Reproduce the entries below in full, word for word.

• Input data
---
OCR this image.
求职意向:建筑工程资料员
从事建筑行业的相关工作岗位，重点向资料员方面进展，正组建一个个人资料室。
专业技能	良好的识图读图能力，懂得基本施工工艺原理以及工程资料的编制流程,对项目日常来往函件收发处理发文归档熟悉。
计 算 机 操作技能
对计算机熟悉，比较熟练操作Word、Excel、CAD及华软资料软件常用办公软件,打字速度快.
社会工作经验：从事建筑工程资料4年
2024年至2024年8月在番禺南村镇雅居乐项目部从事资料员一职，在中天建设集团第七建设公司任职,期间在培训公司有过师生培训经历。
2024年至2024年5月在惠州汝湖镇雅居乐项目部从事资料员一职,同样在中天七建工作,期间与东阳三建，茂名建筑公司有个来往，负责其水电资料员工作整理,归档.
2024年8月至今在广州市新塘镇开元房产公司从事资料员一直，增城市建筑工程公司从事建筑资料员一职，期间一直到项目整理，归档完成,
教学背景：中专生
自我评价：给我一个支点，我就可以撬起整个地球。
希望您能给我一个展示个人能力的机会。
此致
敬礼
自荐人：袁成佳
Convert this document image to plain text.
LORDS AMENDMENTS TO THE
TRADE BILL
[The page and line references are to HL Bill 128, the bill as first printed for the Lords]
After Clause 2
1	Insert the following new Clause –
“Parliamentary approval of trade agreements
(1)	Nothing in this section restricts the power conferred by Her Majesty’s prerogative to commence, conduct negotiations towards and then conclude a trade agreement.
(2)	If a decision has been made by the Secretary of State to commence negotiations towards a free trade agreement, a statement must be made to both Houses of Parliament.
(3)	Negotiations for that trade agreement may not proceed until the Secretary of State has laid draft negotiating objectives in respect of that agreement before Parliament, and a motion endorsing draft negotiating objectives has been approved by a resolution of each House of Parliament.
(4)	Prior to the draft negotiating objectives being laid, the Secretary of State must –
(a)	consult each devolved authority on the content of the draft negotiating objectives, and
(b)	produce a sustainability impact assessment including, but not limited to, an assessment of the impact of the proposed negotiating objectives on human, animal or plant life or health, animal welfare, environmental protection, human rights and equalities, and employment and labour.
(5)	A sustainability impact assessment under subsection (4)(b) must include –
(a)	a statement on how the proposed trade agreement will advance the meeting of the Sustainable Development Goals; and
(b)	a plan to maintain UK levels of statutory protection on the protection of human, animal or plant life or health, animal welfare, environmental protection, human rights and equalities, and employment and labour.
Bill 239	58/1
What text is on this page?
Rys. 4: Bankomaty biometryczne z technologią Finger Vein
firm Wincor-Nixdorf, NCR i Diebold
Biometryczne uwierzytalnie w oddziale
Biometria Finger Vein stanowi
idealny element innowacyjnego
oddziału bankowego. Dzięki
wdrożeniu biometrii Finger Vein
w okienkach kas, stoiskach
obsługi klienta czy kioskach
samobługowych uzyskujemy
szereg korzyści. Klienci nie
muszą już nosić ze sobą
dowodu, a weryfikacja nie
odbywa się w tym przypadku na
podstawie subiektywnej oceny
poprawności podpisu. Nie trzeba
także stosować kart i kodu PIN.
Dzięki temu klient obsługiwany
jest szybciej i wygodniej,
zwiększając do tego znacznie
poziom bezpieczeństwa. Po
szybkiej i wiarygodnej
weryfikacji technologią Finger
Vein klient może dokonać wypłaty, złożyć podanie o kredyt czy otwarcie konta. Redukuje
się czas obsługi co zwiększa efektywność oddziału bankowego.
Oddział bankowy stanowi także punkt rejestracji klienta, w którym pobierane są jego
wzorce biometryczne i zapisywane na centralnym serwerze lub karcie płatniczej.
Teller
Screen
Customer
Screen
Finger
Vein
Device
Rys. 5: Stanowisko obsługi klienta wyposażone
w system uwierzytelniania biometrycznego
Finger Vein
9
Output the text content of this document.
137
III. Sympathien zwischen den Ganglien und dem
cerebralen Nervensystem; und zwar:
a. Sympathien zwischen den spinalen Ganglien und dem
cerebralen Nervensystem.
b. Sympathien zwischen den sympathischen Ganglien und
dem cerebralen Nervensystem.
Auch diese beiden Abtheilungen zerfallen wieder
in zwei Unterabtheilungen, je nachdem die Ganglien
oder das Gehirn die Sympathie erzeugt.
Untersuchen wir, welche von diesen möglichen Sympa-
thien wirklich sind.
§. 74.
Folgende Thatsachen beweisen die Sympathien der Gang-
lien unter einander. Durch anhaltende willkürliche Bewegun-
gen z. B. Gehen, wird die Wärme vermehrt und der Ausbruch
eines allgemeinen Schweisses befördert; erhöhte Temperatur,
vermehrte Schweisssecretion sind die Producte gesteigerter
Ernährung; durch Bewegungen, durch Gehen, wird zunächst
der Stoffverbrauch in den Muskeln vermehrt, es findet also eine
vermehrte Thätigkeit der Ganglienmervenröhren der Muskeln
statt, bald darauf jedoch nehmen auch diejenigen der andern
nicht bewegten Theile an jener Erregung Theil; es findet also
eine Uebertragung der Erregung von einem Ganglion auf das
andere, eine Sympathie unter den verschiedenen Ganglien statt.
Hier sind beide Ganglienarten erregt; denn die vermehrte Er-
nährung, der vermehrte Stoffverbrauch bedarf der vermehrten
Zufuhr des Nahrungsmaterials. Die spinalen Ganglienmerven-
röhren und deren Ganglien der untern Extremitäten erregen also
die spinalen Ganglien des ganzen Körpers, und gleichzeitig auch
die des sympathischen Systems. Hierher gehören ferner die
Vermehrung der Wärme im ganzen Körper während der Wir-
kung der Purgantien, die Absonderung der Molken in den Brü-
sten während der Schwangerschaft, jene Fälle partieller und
---
• Full output
OCR this image.
求职意向:建筑工程资料员
从事建筑行业的相关工作岗位，重点向资料员方面进展，正组建一个个人资料室。
专业技能	良好的识图读图能力，懂得基本施工工艺原理以及工程资料的编制流程,对项目日常来往函件收发处理发文归档熟悉。
计 算 机 操作技能
对计算机熟悉，比较熟练操作Word、Excel、CAD及华软资料软件常用办公软件,打字速度快.
社会工作经验：从事建筑工程资料4年
2024年至2024年8月在番禺南村镇雅居乐项目部从事资料员一职，在中天建设集团第七建设公司任职,期间在培训公司有过师生培训经历。
2024年至2024年5月在惠州汝湖镇雅居乐项目部从事资料员一职,同样在中天七建工作,期间与东阳三建，茂名建筑公司有个来往，负责其水电资料员工作整理,归档.
2024年8月至今在广州市新塘镇开元房产公司从事资料员一直，增城市建筑工程公司从事建筑资料员一职，期间一直到项目整理，归档完成,
教学背景：中专生
自我评价：给我一个支点，我就可以撬起整个地球。
希望您能给我一个展示个人能力的机会。
此致
敬礼
自荐人：袁成佳
Convert this document image to plain text.
LORDS AMENDMENTS TO THE
TRADE BILL
[The page and line references are to HL Bill 128, the bill as first printed for the Lords]
After Clause 2
1	Insert the following new Clause –
“Parliamentary approval of trade agreements
(1)	Nothing in this section restricts the power conferred by Her Majesty’s prerogative to commence, conduct negotiations towards and then conclude a trade agreement.
(2)	If a decision has been made by the Secretary of State to commence negotiations towards a free trade agreement, a statement must be made to both Houses of Parliament.
(3)	Negotiations for that trade agreement may not proceed until the Secretary of State has laid draft negotiating objectives in respect of that agreement before Parliament, and a motion endorsing draft negotiating objectives has been approved by a resolution of each House of Parliament.
(4)	Prior to the draft negotiating objectives being laid, the Secretary of State must –
(a)	consult each devolved authority on the content of the draft negotiating objectives, and
(b)	produce a sustainability impact assessment including, but not limited to, an assessment of the impact of the proposed negotiating objectives on human, animal or plant life or health, animal welfare, environmental protection, human rights and equalities, and employment and labour.
(5)	A sustainability impact assessment under subsection (4)(b) must include –
(a)	a statement on how the proposed trade agreement will advance the meeting of the Sustainable Development Goals; and
(b)	a plan to maintain UK levels of statutory protection on the protection of human, animal or plant life or health, animal welfare, environmental protection, human rights and equalities, and employment and labour.
Bill 239	58/1
What text is on this page?
Rys. 4: Bankomaty biometryczne z technologią Finger Vein
firm Wincor-Nixdorf, NCR i Diebold
Biometryczne uwierzytalnie w oddziale
Biometria Finger Vein stanowi
idealny element innowacyjnego
oddziału bankowego. Dzięki
wdrożeniu biometrii Finger Vein
w okienkach kas, stoiskach
obsługi klienta czy kioskach
samobługowych uzyskujemy
szereg korzyści. Klienci nie
muszą już nosić ze sobą
dowodu, a weryfikacja nie
odbywa się w tym przypadku na
podstawie subiektywnej oceny
poprawności podpisu. Nie trzeba
także stosować kart i kodu PIN.
Dzięki temu klient obsługiwany
jest szybciej i wygodniej,
zwiększając do tego znacznie
poziom bezpieczeństwa. Po
szybkiej i wiarygodnej
weryfikacji technologią Finger
Vein klient może dokonać wypłaty, złożyć podanie o kredyt czy otwarcie konta. Redukuje
się czas obsługi co zwiększa efektywność oddziału bankowego.
Oddział bankowy stanowi także punkt rejestracji klienta, w którym pobierane są jego
wzorce biometryczne i zapisywane na centralnym serwerze lub karcie płatniczej.
Teller
Screen
Customer
Screen
Finger
Vein
Device
Rys. 5: Stanowisko obsługi klienta wyposażone
w system uwierzytelniania biometrycznego
Finger Vein
9
Output the text content of this document.
137
III. Sympathien zwischen den Ganglien und dem
cerebralen Nervensystem; und zwar:
a. Sympathien zwischen den spinalen Ganglien und dem
cerebralen Nervensystem.
b. Sympathien zwischen den sympathischen Ganglien und
dem cerebralen Nervensystem.
Auch diese beiden Abtheilungen zerfallen wieder
in zwei Unterabtheilungen, je nachdem die Ganglien
oder das Gehirn die Sympathie erzeugt.
Untersuchen wir, welche von diesen möglichen Sympa-
thien wirklich sind.
§. 74.
Folgende Thatsachen beweisen die Sympathien der Gang-
lien unter einander. Durch anhaltende willkürliche Bewegun-
gen z. B. Gehen, wird die Wärme vermehrt und der Ausbruch
eines allgemeinen Schweisses befördert; erhöhte Temperatur,
vermehrte Schweisssecretion sind die Producte gesteigerter
Ernährung; durch Bewegungen, durch Gehen, wird zunächst
der Stoffverbrauch in den Muskeln vermehrt, es findet also eine
vermehrte Thätigkeit der Ganglienmervenröhren der Muskeln
statt, bald darauf jedoch nehmen auch diejenigen der andern
nicht bewegten Theile an jener Erregung Theil; es findet also
eine Uebertragung der Erregung von einem Ganglion auf das
andere, eine Sympathie unter den verschiedenen Ganglien statt.
Hier sind beide Ganglienarten erregt; denn die vermehrte Er-
nährung, der vermehrte Stoffverbrauch bedarf der vermehrten
Zufuhr des Nahrungsmaterials. Die spinalen Ganglienmerven-
röhren und deren Ganglien der untern Extremitäten erregen also
die spinalen Ganglien des ganzen Körpers, und gleichzeitig auch
die des sympathischen Systems. Hierher gehören ferner die
Vermehrung der Wärme im ganzen Körper während der Wir-
kung der Purgantien, die Absonderung der Molken in den Brü-
sten während der Schwangerschaft, jene Fälle partieller und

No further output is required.